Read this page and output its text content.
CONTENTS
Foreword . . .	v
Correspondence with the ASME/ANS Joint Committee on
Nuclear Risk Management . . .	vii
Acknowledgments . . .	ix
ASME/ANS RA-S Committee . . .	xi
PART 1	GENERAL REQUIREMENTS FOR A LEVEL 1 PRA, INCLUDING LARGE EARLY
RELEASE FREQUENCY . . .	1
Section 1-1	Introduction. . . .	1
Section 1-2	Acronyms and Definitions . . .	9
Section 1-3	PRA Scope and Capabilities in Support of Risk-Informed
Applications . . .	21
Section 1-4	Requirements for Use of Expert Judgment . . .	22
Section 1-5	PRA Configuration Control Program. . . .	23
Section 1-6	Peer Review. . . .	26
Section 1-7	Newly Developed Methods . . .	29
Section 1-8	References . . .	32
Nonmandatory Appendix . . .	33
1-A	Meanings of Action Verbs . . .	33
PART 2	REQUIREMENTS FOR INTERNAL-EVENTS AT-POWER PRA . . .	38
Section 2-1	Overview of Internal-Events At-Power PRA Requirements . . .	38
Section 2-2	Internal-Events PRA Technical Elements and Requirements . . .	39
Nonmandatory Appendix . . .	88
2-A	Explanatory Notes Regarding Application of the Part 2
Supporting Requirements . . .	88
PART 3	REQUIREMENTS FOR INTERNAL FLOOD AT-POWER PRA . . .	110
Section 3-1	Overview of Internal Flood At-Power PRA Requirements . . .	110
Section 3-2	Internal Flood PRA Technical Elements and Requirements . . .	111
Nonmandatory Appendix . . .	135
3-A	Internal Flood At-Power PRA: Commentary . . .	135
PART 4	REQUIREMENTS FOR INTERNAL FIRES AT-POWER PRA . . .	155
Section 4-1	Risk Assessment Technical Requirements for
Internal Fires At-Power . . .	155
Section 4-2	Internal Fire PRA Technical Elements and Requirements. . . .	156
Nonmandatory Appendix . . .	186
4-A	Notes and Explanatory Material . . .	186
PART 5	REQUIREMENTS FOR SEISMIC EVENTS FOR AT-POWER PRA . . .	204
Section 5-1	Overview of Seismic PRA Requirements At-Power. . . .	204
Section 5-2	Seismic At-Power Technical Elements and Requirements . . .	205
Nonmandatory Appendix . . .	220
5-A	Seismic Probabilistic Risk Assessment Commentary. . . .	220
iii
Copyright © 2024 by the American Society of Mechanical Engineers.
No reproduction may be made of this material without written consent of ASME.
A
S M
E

------------------------------------------------------------------------

From the data above, extract every line in its exact form.

▶ **Full output**
Read this page and output its text content.
CONTENTS
Foreword . . .	v
Correspondence with the ASME/ANS Joint Committee on
Nuclear Risk Management . . .	vii
Acknowledgments . . .	ix
ASME/ANS RA-S Committee . . .	xi
PART 1	GENERAL REQUIREMENTS FOR A LEVEL 1 PRA, INCLUDING LARGE EARLY
RELEASE FREQUENCY . . .	1
Section 1-1	Introduction. . . .	1
Section 1-2	Acronyms and Definitions . . .	9
Section 1-3	PRA Scope and Capabilities in Support of Risk-Informed
Applications . . .	21
Section 1-4	Requirements for Use of Expert Judgment . . .	22
Section 1-5	PRA Configuration Control Program. . . .	23
Section 1-6	Peer Review. . . .	26
Section 1-7	Newly Developed Methods . . .	29
Section 1-8	References . . .	32
Nonmandatory Appendix . . .	33
1-A	Meanings of Action Verbs . . .	33
PART 2	REQUIREMENTS FOR INTERNAL-EVENTS AT-POWER PRA . . .	38
Section 2-1	Overview of Internal-Events At-Power PRA Requirements . . .	38
Section 2-2	Internal-Events PRA Technical Elements and Requirements . . .	39
Nonmandatory Appendix . . .	88
2-A	Explanatory Notes Regarding Application of the Part 2
Supporting Requirements . . .	88
PART 3	REQUIREMENTS FOR INTERNAL FLOOD AT-POWER PRA . . .	110
Section 3-1	Overview of Internal Flood At-Power PRA Requirements . . .	110
Section 3-2	Internal Flood PRA Technical Elements and Requirements . . .	111
Nonmandatory Appendix . . .	135
3-A	Internal Flood At-Power PRA: Commentary . . .	135
PART 4	REQUIREMENTS FOR INTERNAL FIRES AT-POWER PRA . . .	155
Section 4-1	Risk Assessment Technical Requirements for
Internal Fires At-Power . . .	155
Section 4-2	Internal Fire PRA Technical Elements and Requirements. . . .	156
Nonmandatory Appendix . . .	186
4-A	Notes and Explanatory Material . . .	186
PART 5	REQUIREMENTS FOR SEISMIC EVENTS FOR AT-POWER PRA . . .	204
Section 5-1	Overview of Seismic PRA Requirements At-Power. . . .	204
Section 5-2	Seismic At-Power Technical Elements and Requirements . . .	205
Nonmandatory Appendix . . .	220
5-A	Seismic Probabilistic Risk Assessment Commentary. . . .	220
iii
Copyright © 2024 by the American Society of Mechanical Engineers.
No reproduction may be made of this material without written consent of ASME.
A
S M
E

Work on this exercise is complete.